* _WRITTEN TASK_
Copy out each line below that has the word "puede" in it.
╔══
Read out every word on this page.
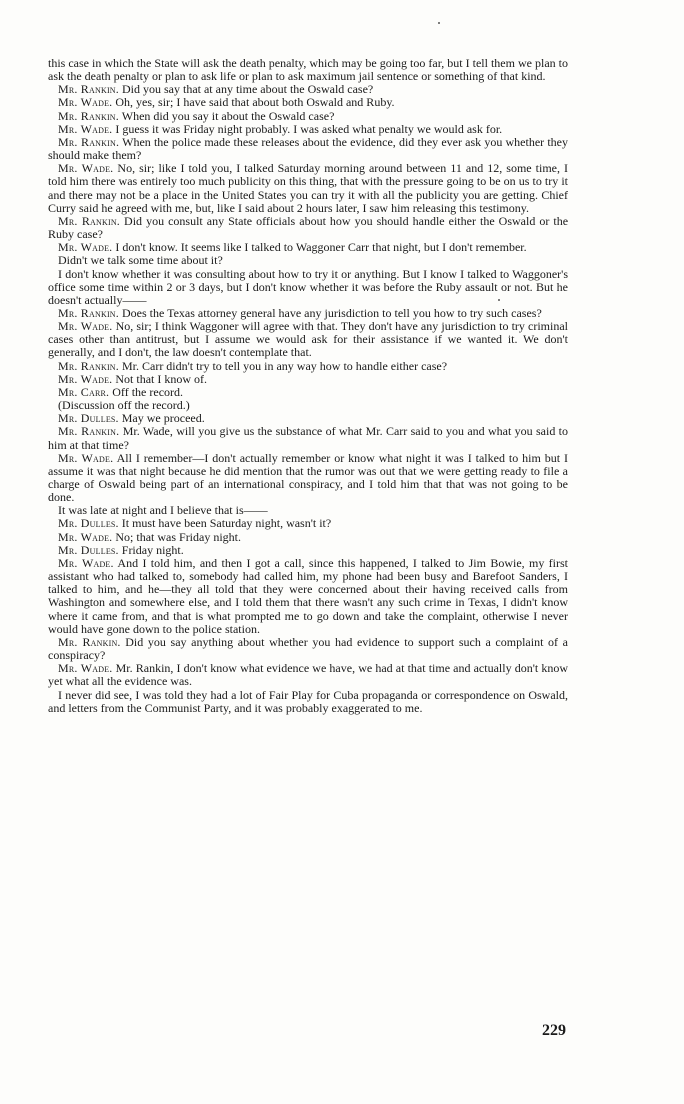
this case in which the State will ask the death penalty, which may be going too far, but I tell them we plan to ask the death penalty or plan to ask life or plan to ask maximum jail sentence or something of that kind.

Mr. Rankin. Did you say that at any time about the Oswald case?

Mr. Wade. Oh, yes, sir; I have said that about both Oswald and Ruby.

Mr. Rankin. When did you say it about the Oswald case?

Mr. Wade. I guess it was Friday night probably. I was asked what penalty we would ask for.

Mr. Rankin. When the police made these releases about the evidence, did they ever ask you whether they should make them?

Mr. Wade. No, sir; like I told you, I talked Saturday morning around between 11 and 12, some time, I told him there was entirely too much publicity on this thing, that with the pressure going to be on us to try it and there may not be a place in the United States you can try it with all the publicity you are getting. Chief Curry said he agreed with me, but, like I said about 2 hours later, I saw him releasing this testimony.

Mr. Rankin. Did you consult any State officials about how you should handle either the Oswald or the Ruby case?

Mr. Wade. I don't know. It seems like I talked to Waggoner Carr that night, but I don't remember.

Didn't we talk some time about it?

I don't know whether it was consulting about how to try it or anything. But I know I talked to Waggoner's office some time within 2 or 3 days, but I don't know whether it was before the Ruby assault or not. But he doesn't actually——

Mr. Rankin. Does the Texas attorney general have any jurisdiction to tell you how to try such cases?

Mr. Wade. No, sir; I think Waggoner will agree with that. They don't have any jurisdiction to try criminal cases other than antitrust, but I assume we would ask for their assistance if we wanted it. We don't generally, and I don't, the law doesn't contemplate that.

Mr. Rankin. Mr. Carr didn't try to tell you in any way how to handle either case?

Mr. Wade. Not that I know of.

Mr. Carr. Off the record.

(Discussion off the record.)

Mr. Dulles. May we proceed.

Mr. Rankin. Mr. Wade, will you give us the substance of what Mr. Carr said to you and what you said to him at that time?

Mr. Wade. All I remember—I don't actually remember or know what night it was I talked to him but I assume it was that night because he did mention that the rumor was out that we were getting ready to file a charge of Oswald being part of an international conspiracy, and I told him that that was not going to be done.

It was late at night and I believe that is——

Mr. Dulles. It must have been Saturday night, wasn't it?

Mr. Wade. No; that was Friday night.

Mr. Dulles. Friday night.

Mr. Wade. And I told him, and then I got a call, since this happened, I talked to Jim Bowie, my first assistant who had talked to, somebody had called him, my phone had been busy and Barefoot Sanders, I talked to him, and he—they all told that they were concerned about their having received calls from Washington and somewhere else, and I told them that there wasn't any such crime in Texas, I didn't know where it came from, and that is what prompted me to go down and take the complaint, otherwise I never would have gone down to the police station.

Mr. Rankin. Did you say anything about whether you had evidence to support such a complaint of a conspiracy?

Mr. Wade. Mr. Rankin, I don't know what evidence we have, we had at that time and actually don't know yet what all the evidence was.

I never did see, I was told they had a lot of Fair Play for Cuba propaganda or correspondence on Oswald, and letters from the Communist Party, and it was probably exaggerated to me.

229
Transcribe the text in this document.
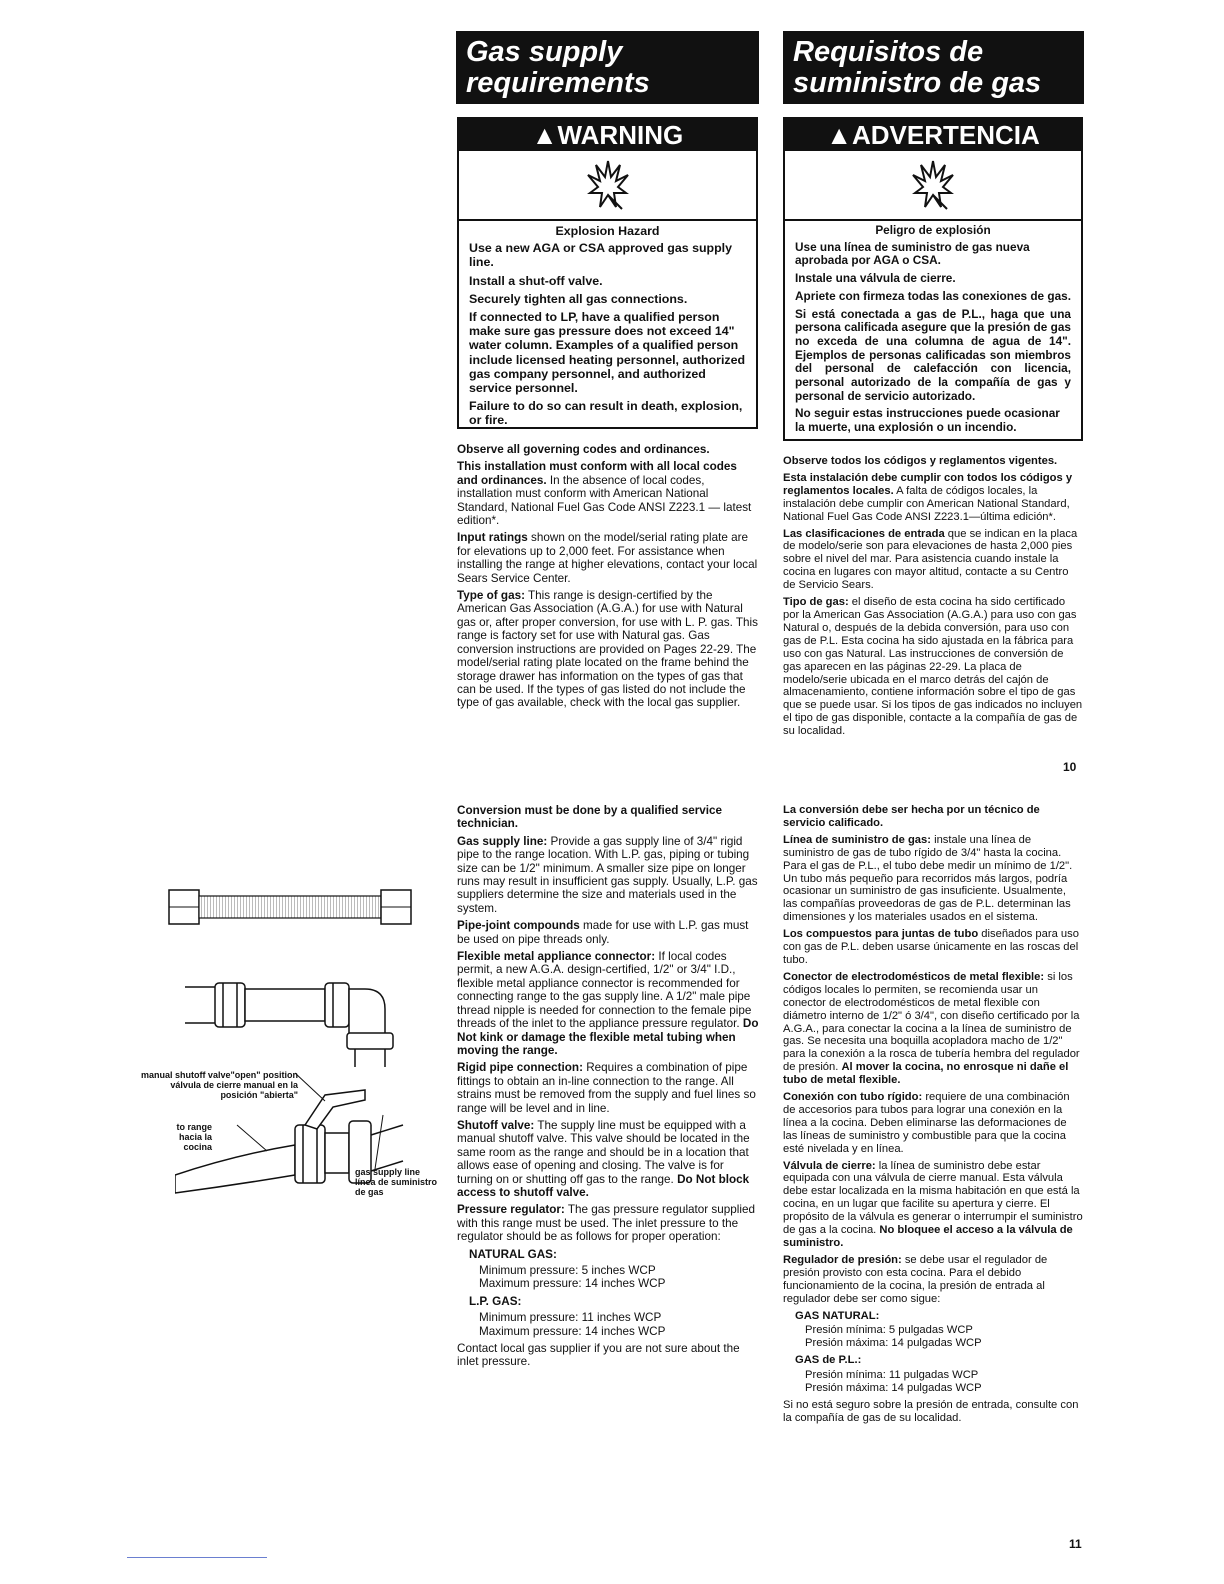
Gas supply
requirements
Requisitos de
suministro de gas
▲WARNING

Explosion Hazard

Use a new AGA or CSA approved gas supply line.

Install a shut-off valve.

Securely tighten all gas connections.

If connected to LP, have a qualified person make sure gas pressure does not exceed 14" water column. Examples of a qualified person include licensed heating personnel, authorized gas company personnel, and authorized service personnel.

Failure to do so can result in death, explosion, or fire.

▲ADVERTENCIA

Peligro de explosión

Use una línea de suministro de gas nueva aprobada por AGA o CSA.

Instale una válvula de cierre.

Apriete con firmeza todas las conexiones de gas.

Si está conectada a gas de P.L., haga que una persona calificada asegure que la presión de gas no exceda de una columna de agua de 14". Ejemplos de personas calificadas son miembros del personal de calefacción con licencia, personal autorizado de la compañía de gas y personal de servicio autorizado.

No seguir estas instrucciones puede ocasionar la muerte, una explosión o un incendio.

Observe all governing codes and ordinances.

This installation must conform with all local codes and ordinances. In the absence of local codes, installation must conform with American National Standard, National Fuel Gas Code ANSI Z223.1 — latest edition*.

Input ratings shown on the model/serial rating plate are for elevations up to 2,000 feet. For assistance when installing the range at higher elevations, contact your local Sears Service Center.

Type of gas: This range is design-certified by the American Gas Association (A.G.A.) for use with Natural gas or, after proper conversion, for use with L. P. gas. This range is factory set for use with Natural gas. Gas conversion instructions are provided on Pages 22-29. The model/serial rating plate located on the frame behind the storage drawer has information on the types of gas that can be used. If the types of gas listed do not include the type of gas available, check with the local gas supplier.

Observe todos los códigos y reglamentos vigentes.

Esta instalación debe cumplir con todos los códigos y reglamentos locales. A falta de códigos locales, la instalación debe cumplir con American National Standard, National Fuel Gas Code ANSI Z223.1—última edición*.

Las clasificaciones de entrada que se indican en la placa de modelo/serie son para elevaciones de hasta 2,000 pies sobre el nivel del mar. Para asistencia cuando instale la cocina en lugares con mayor altitud, contacte a su Centro de Servicio Sears.

Tipo de gas: el diseño de esta cocina ha sido certificado por la American Gas Association (A.G.A.) para uso con gas Natural o, después de la debida conversión, para uso con gas de P.L. Esta cocina ha sido ajustada en la fábrica para uso con gas Natural. Las instrucciones de conversión de gas aparecen en las páginas 22-29. La placa de modelo/serie ubicada en el marco detrás del cajón de almacenamiento, contiene información sobre el tipo de gas que se puede usar. Si los tipos de gas indicados no incluyen el tipo de gas disponible, contacte a la compañía de gas de su localidad.

10

Conversion must be done by a qualified service technician.

Gas supply line: Provide a gas supply line of 3/4" rigid pipe to the range location. With L.P. gas, piping or tubing size can be 1/2" minimum. A smaller size pipe on longer runs may result in insufficient gas supply. Usually, L.P. gas suppliers determine the size and materials used in the system.

Pipe-joint compounds made for use with L.P. gas must be used on pipe threads only.

Flexible metal appliance connector: If local codes permit, a new A.G.A. design-certified, 1/2" or 3/4" I.D., flexible metal appliance connector is recommended for connecting range to the gas supply line. A 1/2" male pipe thread nipple is needed for connection to the female pipe threads of the inlet to the appliance pressure regulator. Do Not kink or damage the flexible metal tubing when moving the range.

Rigid pipe connection: Requires a combination of pipe fittings to obtain an in-line connection to the range. All strains must be removed from the supply and fuel lines so range will be level and in line.

Shutoff valve: The supply line must be equipped with a manual shutoff valve. This valve should be located in the same room as the range and should be in a location that allows ease of opening and closing. The valve is for turning on or shutting off gas to the range. Do Not block access to shutoff valve.

Pressure regulator: The gas pressure regulator supplied with this range must be used. The inlet pressure to the regulator should be as follows for proper operation:

NATURAL GAS:

Minimum pressure: 5 inches WCP
Maximum pressure: 14 inches WCP

L.P. GAS:

Minimum pressure: 11 inches WCP
Maximum pressure: 14 inches WCP

Contact local gas supplier if you are not sure about the inlet pressure.

La conversión debe ser hecha por un técnico de servicio calificado.

Línea de suministro de gas: instale una línea de suministro de gas de tubo rígido de 3/4" hasta la cocina. Para el gas de P.L., el tubo debe medir un mínimo de 1/2". Un tubo más pequeño para recorridos más largos, podría ocasionar un suministro de gas insuficiente. Usualmente, las compañías proveedoras de gas de P.L. determinan las dimensiones y los materiales usados en el sistema.

Los compuestos para juntas de tubo diseñados para uso con gas de P.L. deben usarse únicamente en las roscas del tubo.

Conector de electrodomésticos de metal flexible: si los códigos locales lo permiten, se recomienda usar un conector de electrodomésticos de metal flexible con diámetro interno de 1/2" ó 3/4", con diseño certificado por la A.G.A., para conectar la cocina a la línea de suministro de gas. Se necesita una boquilla acopladora macho de 1/2" para la conexión a la rosca de tubería hembra del regulador de presión. Al mover la cocina, no enrosque ni dañe el tubo de metal flexible.

Conexión con tubo rígido: requiere de una combinación de accesorios para tubos para lograr una conexión en la línea a la cocina. Deben eliminarse las deformaciones de las líneas de suministro y combustible para que la cocina esté nivelada y en línea.

Válvula de cierre: la línea de suministro debe estar equipada con una válvula de cierre manual. Esta válvula debe estar localizada en la misma habitación en que está la cocina, en un lugar que facilite su apertura y cierre. El propósito de la válvula es generar o interrumpir el suministro de gas a la cocina. No bloquee el acceso a la válvula de suministro.

Regulador de presión: se debe usar el regulador de presión provisto con esta cocina. Para el debido funcionamiento de la cocina, la presión de entrada al regulador debe ser como sigue:

GAS NATURAL:

Presión mínima: 5 pulgadas WCP
Presión máxima: 14 pulgadas WCP

GAS de P.L.:

Presión mínima: 11 pulgadas WCP
Presión máxima: 14 pulgadas WCP

Si no está seguro sobre la presión de entrada, consulte con la compañía de gas de su localidad.

11
manual shutoff valve"open" position
válvula de cierre manual en la
posición "abierta"
to range
hacia la
cocina
gas supply line
línea de suministro
de gas
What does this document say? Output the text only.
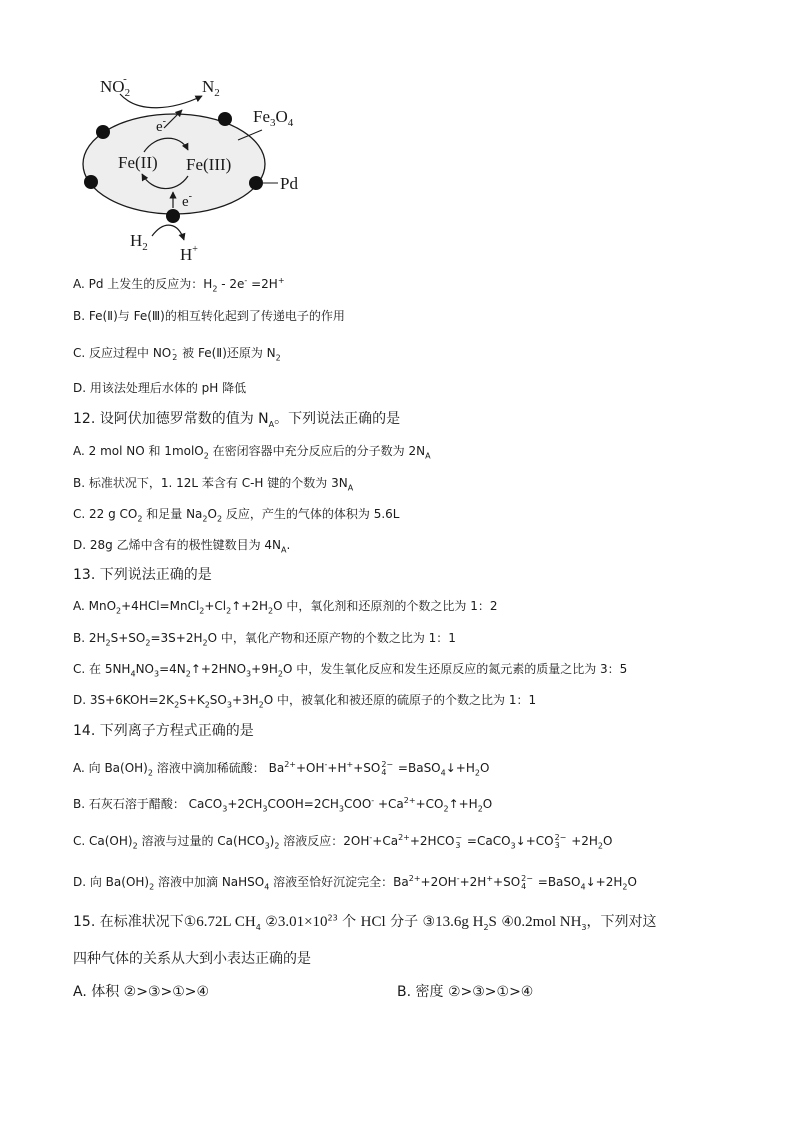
$NO_2-$	$N_2$
$Fe_3O_4$
e-
Fe(II) Fe(III)
e-
Pd
$H_2$ H+
A. Pd 上发生的反应为：$H_2 - 2e^- =2H^+$
B. Fe(Ⅱ)与 Fe(Ⅲ)的相互转化起到了传递电子的作用
C. 反应过程中 NO -
2 被 Fe(Ⅱ)还原为 $N_2$
D. 用该法处理后水体的 pH 降低
12. 设阿伏加德罗常数的值为 $N_A$。下列说法正确的是
A. 2 mol NO 和 1molO$_2$ 在密闭容器中充分反应后的分子数为 $2N_A$
B. 标准状况下，1. 12L 苯含有 C-H 键的个数为 $3N_A$
C. 22 g $CO_2$ 和足量 $Na_2O_2$ 反应，产生的气体的体积为 5.6L
D. 28g 乙烯中含有的极性键数目为 $4N_A$.
13. 下列说法正确的是
A. $MnO_2+4HCl=MnCl_2+Cl_2↑+2H_2O$ 中，氧化剂和还原剂的个数之比为 1：2
B. $2H_2S+SO_2=3S+2H_2O$ 中，氧化产物和还原产物的个数之比为 1：1
C. 在 $5NH_4NO_3=4N_2↑+2HNO_3+9H_2O$ 中，发生氧化反应和发生还原反应的氮元素的质量之比为 3：5
D. $3S+6KOH=2K_2S+K_2SO_3+3H_2O$ 中，被氧化和被还原的硫原子的个数之比为 1：1
14. 下列离子方程式正确的是
A. 向 $Ba(OH)_2$ 溶液中滴加稀硫酸： $Ba^{2+}+OH^-+H^++SO$ 2−
$4 =BaSO_4↓+H_2O$
B. 石灰石溶于醋酸： $CaCO_3+2CH_3COOH=2CH_3COO^-$ $+Ca^{2+}+CO_2↑+H_2O$
C. $Ca(OH)_2$ 溶液与过量的 $Ca(HCO_3)_2$ 溶液反应：$2OH^-+Ca^{2+}+2HCO$ −
3 =CaCO$_3$↓+CO 2−
$3 +2H_2O$
D. 向 $Ba(OH)_2$ 溶液中加滴 NaHSO$_4$ 溶液至恰好沉淀完全：$Ba^{2+}+2OH^-+2H^++SO$ 2−
$4 =BaSO_4↓+2H_2O$
15. 在标准状况下①6.72L $CH_4$ $②3.01\times 10^{23}$ 个 HCl 分子 ③13.6g $H_2S$ ④0.2mol $NH_3$，下列对这
四种气体的关系从大到小表达正确的是
A. 体积 ②>③>①>④	B. 密度 ②>③>①>④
╚══
* _EXPECTED ANSWER_
No seguir estas instrucciones puede ocasionar la muerte, una explosión o un incendio.
Tipo de gas: el diseño de esta cocina ha sido certificado por la American Gas Association (A.G.A.) para uso con gas Natural o, después de la debida conversión, para uso con gas de P.L. Esta cocina ha sido ajustada en la fábrica para uso con gas Natural. Las instrucciones de conversión de gas aparecen en las páginas 22-29. La placa de modelo/serie ubicada en el marco detrás del cajón de almacenamiento, contiene información sobre el tipo de gas que se puede usar. Si los tipos de gas indicados no incluyen el tipo de gas disponible, contacte a la compañía de gas de su localidad.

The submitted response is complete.